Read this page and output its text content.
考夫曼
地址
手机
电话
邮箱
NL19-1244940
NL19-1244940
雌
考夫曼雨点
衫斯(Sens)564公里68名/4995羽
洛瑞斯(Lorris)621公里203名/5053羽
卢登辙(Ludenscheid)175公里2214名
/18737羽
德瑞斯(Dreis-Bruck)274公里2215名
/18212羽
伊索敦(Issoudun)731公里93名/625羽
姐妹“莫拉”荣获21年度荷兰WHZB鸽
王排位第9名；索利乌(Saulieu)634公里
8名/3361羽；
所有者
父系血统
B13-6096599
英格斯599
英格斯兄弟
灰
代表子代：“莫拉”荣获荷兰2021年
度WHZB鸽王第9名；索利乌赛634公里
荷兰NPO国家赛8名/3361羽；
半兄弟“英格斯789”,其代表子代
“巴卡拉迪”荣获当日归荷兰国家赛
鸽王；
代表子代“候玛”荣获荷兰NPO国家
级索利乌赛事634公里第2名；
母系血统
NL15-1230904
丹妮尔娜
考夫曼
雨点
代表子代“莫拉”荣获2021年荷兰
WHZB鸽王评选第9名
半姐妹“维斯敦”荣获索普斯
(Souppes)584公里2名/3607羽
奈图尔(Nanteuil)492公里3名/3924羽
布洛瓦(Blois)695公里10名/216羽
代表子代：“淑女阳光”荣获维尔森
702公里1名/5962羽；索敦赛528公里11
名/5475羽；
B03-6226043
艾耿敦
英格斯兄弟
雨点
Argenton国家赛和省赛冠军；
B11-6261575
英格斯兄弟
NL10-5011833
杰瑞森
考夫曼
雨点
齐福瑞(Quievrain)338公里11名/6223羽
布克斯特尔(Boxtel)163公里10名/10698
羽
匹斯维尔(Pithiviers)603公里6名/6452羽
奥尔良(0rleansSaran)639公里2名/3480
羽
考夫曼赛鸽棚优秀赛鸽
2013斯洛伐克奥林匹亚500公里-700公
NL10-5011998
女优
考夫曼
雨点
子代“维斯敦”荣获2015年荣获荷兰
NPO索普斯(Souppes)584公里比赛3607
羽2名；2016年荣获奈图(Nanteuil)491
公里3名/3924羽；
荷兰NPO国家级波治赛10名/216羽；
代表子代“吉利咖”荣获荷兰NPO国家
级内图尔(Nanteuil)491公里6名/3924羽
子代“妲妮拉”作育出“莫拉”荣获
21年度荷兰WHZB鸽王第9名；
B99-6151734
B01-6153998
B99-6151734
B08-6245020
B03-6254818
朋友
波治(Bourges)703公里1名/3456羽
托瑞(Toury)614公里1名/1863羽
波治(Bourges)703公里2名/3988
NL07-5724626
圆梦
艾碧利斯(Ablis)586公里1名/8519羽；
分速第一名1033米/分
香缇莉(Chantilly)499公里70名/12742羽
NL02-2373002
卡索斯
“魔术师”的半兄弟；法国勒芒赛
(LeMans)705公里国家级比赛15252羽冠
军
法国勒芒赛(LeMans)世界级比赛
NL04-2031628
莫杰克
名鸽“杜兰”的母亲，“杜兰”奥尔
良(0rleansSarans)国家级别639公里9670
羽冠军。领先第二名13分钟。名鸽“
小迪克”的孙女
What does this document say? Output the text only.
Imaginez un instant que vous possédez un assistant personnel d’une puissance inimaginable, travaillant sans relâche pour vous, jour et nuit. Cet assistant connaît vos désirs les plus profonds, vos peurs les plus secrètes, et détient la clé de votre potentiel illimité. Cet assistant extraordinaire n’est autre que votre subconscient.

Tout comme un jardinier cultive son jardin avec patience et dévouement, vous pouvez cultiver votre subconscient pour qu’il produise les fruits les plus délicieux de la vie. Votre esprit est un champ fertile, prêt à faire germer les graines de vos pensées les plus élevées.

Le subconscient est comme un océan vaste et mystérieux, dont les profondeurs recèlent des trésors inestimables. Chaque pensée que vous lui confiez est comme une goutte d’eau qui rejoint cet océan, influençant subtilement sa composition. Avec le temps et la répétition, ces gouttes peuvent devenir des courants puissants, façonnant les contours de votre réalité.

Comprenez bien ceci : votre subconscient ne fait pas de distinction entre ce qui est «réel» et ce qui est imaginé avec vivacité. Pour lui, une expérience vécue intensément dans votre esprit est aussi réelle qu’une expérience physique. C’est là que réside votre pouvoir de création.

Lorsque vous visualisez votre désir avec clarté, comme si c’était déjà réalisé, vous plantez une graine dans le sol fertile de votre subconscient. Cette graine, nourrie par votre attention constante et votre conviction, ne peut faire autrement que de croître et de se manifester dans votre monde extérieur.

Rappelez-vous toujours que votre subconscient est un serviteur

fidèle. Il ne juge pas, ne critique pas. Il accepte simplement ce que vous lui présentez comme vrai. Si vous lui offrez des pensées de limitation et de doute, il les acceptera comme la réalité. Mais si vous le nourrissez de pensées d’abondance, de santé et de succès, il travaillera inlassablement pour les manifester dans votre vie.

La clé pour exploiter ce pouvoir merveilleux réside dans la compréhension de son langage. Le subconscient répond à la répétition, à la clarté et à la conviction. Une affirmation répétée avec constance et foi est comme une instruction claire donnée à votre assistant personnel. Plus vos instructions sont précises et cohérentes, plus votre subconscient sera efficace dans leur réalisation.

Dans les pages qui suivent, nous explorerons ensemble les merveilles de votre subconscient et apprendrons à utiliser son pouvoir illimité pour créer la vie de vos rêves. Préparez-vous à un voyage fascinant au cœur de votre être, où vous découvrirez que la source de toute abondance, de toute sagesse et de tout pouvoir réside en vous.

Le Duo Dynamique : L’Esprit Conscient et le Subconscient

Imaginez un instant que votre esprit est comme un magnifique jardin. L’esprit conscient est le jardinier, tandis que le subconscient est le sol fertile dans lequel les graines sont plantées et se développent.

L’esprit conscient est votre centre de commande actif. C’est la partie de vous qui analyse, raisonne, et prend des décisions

■ **Work to be completed**: Say how many lines contain "text", and give nothing but that number.

■ **Exercise result**: 2